Documento fuente.
|---|
El volumen de
crónicas Antípodas, obra del
académico chileno Roberto Castillo Sandoval tiene un móvil más que interesante:
exponer los desencajes y distancias que puede experimentar un expatriado respecto
de lo chileno. Estas crónicas, que cubren un amplio espectro temporal que va
desde los años sesenta hasta nuestros días, son mucho más que una intentona a
lo Coco Legrand o a lo Jorge Alís de definir lo nacional, pues el autor es
sincero y admite la dificultad que los años y la lejanía imponen al desterrado que
quiera tener fresca la película de nuestro país.
Roberto Castillo se sitúa en un
lugar difícil, es uno más de “los de afuera” que intenta comprender lo que
pasa, lo que piensan “los de adentro”. La labor es imposible de cumplir a
cabalidad, pero el autor despliega una muy apropiada muestra de honestidad, y
por qué no decirlo, de valentía para hablar desde sí mismo y no tener ningún
empacho en reconocer al resentimiento como un motor creativo, como la bencina
del pensamiento y un lente con el cual enfocar la actualidad. “Resentidos de mi
país, hagamos chasquear nuestras cortaplumas, salgamos del clóset, porque es
cierto lo que dice el enemigo, el resentimiento es bilis y veneno que carcome
al que lo siente, pero sólo si se reniega de él”. Tras tan inusual declaración
de principios, Antípodas se
desenvuelve revelando el ojo atento de un protagonista de su tiempo, una
revista nacional que inevitablemente se mezcla con la biografía, especialmente
una marcada a fuego por el terror pinochetista, que, al mismo tiempo, marcó y
modificó a Chile de tal forma que el autor ya no sabe cómo lidiar con él.
|---|
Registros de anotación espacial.
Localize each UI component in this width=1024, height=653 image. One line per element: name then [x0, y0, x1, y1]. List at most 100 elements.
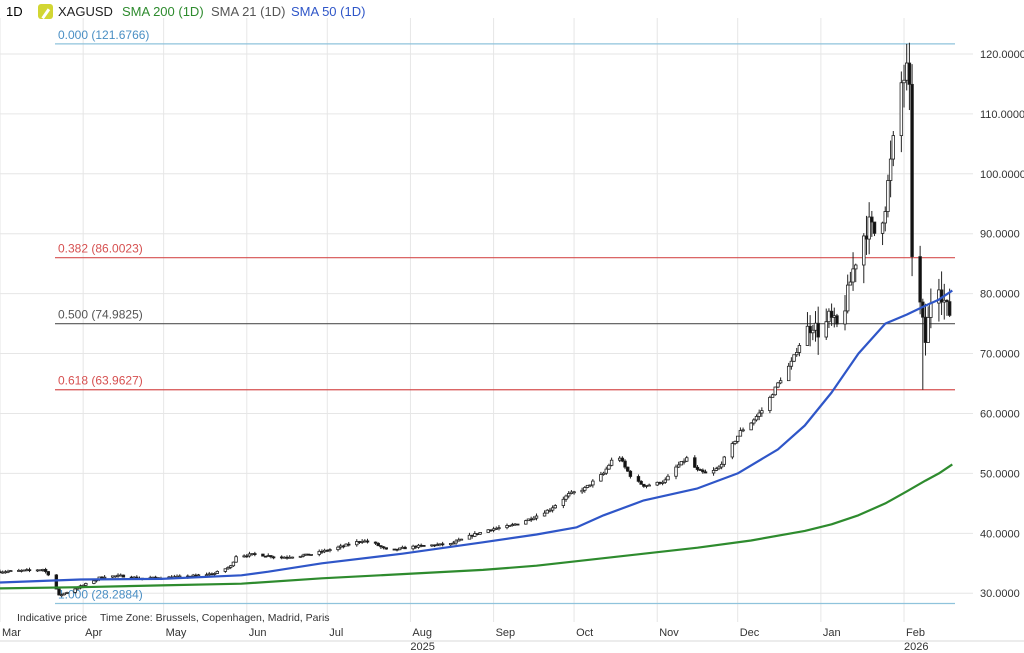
candle-body: [588, 484, 592, 487]
candle-body: [623, 460, 627, 468]
candle-body: [805, 325, 810, 346]
candle-body: [379, 545, 383, 548]
x-tick-label: Sep: [496, 627, 516, 639]
candle-body: [363, 540, 367, 543]
indicator-sma21[interactable]: SMA 21 (1D): [211, 4, 286, 19]
candle-body: [486, 529, 490, 533]
candle-body: [947, 301, 952, 316]
candle-body: [717, 466, 721, 470]
candle-body: [9, 570, 13, 572]
indicator-sma200[interactable]: SMA 200 (1D): [122, 4, 204, 19]
candle-body: [516, 523, 520, 526]
y-tick-label: 70.0000: [980, 349, 1020, 361]
candle-body: [301, 554, 305, 557]
candle-body: [567, 493, 571, 497]
candle-body: [121, 574, 126, 578]
candle-body: [328, 549, 332, 552]
candle-body: [907, 62, 912, 85]
candle-body: [864, 235, 869, 240]
candle-body: [381, 546, 386, 549]
candle-body: [532, 517, 536, 520]
candle-body: [400, 546, 405, 549]
candle-body: [46, 571, 50, 576]
candle-body: [854, 264, 858, 270]
candle-body: [290, 556, 295, 559]
candle-body: [824, 321, 828, 338]
candle-body: [212, 573, 217, 575]
candle-body: [279, 556, 284, 559]
sma-line-sma-50-1d-: [0, 289, 953, 584]
candle-body: [583, 487, 587, 491]
candle-body: [325, 549, 329, 552]
candle-body: [926, 317, 930, 343]
candle-body: [778, 380, 783, 384]
y-tick-label: 40.0000: [980, 528, 1020, 540]
candle-body: [360, 540, 364, 543]
candle-body: [754, 416, 759, 421]
candle-body: [432, 544, 437, 547]
candle-body: [886, 180, 890, 212]
candle-body: [829, 310, 834, 318]
candle-body: [550, 507, 555, 511]
candle-body: [902, 79, 906, 84]
candle-body: [526, 518, 531, 522]
candle-body: [25, 569, 29, 572]
candle-body: [422, 545, 426, 547]
candle-body: [110, 575, 115, 578]
candle-body: [845, 284, 850, 312]
candle-body: [215, 571, 219, 574]
candle-body: [644, 485, 649, 487]
candle-body: [580, 489, 584, 493]
candle-body: [207, 573, 211, 576]
candle-body: [17, 570, 21, 572]
candle-body: [285, 556, 289, 559]
candle-body: [617, 457, 622, 461]
candle-body: [435, 544, 439, 546]
candle-body: [457, 539, 461, 542]
candle-body: [513, 523, 517, 526]
candle-body: [416, 544, 421, 548]
candle-body: [843, 310, 847, 325]
candle-body: [336, 546, 340, 551]
candle-body: [813, 322, 818, 331]
candle-body: [545, 509, 549, 514]
candle-body: [102, 576, 107, 579]
candle-body: [19, 569, 24, 572]
indicative-price-note: Indicative price: [17, 612, 88, 624]
candle-body: [229, 565, 233, 568]
candle-body: [65, 592, 69, 594]
timeframe-label[interactable]: 1D: [6, 4, 23, 19]
candle-body: [266, 555, 270, 557]
candle-body: [655, 481, 659, 486]
candle-body: [660, 481, 665, 484]
candle-body: [698, 469, 702, 471]
candle-body: [510, 524, 515, 527]
candle-body: [392, 548, 397, 551]
candle-body: [196, 574, 201, 577]
candle-body: [693, 457, 697, 468]
candle-body: [54, 574, 59, 590]
timezone-note: Time Zone: Brussels, Copenhagen, Madrid,…: [100, 612, 330, 624]
x-tick-label: Dec: [740, 627, 760, 639]
candle-body: [609, 459, 614, 466]
candle-body: [454, 540, 458, 544]
candle-body: [507, 525, 512, 527]
candle-body: [242, 555, 246, 558]
candle-body: [84, 583, 88, 586]
candle-body: [478, 532, 482, 535]
y-tick-label: 50.0000: [980, 468, 1020, 480]
candle-body: [247, 553, 252, 557]
candle-body: [883, 211, 887, 224]
candle-body: [945, 299, 949, 303]
candle-body: [0, 571, 5, 574]
candle-body: [636, 476, 641, 482]
candle-body: [719, 463, 724, 468]
candle-body: [620, 457, 625, 462]
candle-body: [816, 322, 820, 338]
candle-body: [306, 553, 311, 556]
candle-body: [870, 216, 874, 223]
indicator-sma50[interactable]: SMA 50 (1D): [291, 4, 366, 19]
y-tick-label: 60.0000: [980, 408, 1020, 420]
candle-body: [309, 554, 313, 556]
|---|
Tus tareas.
• a. Transcribe literalmente el fragmento de la reseña de Antípodas que empieza con las palabras que contienen "El volumen de" y acaba en "de nuestro país.".
• b. Prolonga la reseña de Antípodas a partir de su última oración.

Respuestas por tarea.
• a.
El volumen de
crónicas Antípodas, obra del
académico chileno Roberto Castillo Sandoval tiene un móvil más que interesante:
exponer los desencajes y distancias que puede experimentar un expatriado respecto
de lo chileno. Estas crónicas, que cubren un amplio espectro temporal que va
desde los años sesenta hasta nuestros días, son mucho más que una intentona a
lo Coco Legrand o a lo Jorge Alís de definir lo nacional, pues el autor es
sincero y admite la dificultad que los años y la lejanía imponen al desterrado que
quiera tener fresca la película de nuestro país.

• b.
Castillo apunta hacia el final de su
libro que la construcción de un país se hace aglutinando un millón de
narrativas familiares, historias personales y vestigios de tradiciones. El
autor da en el clavo con ese rescate íntimo, y logra una reunión de retazos
consistentes. Las historias se hilvanan creando texturas diversas, y aunque en
realidad no es gran novedad señalar que la memoria de un país se hace uniendo,
como en un mosaico, un montón de pequeñas memorias (o, como ocurre en este caso,
un montón de entradas de blog), la gracia en el caso de Antípodas es que el autor va hilando ese edredón memorialístico con
una prosa singularmente viva, que nos devela a un cronista que, por momentos,
se acerca en brío, urgencia y lenguaje a Pedro Lemebel. Ambos comparten ese
resentimiento combustible que se enciende en el lenguaje, donde las palabras
salen todas al ruedo, pero nunca sin razón, sin rellenos ni remilgos relamidos.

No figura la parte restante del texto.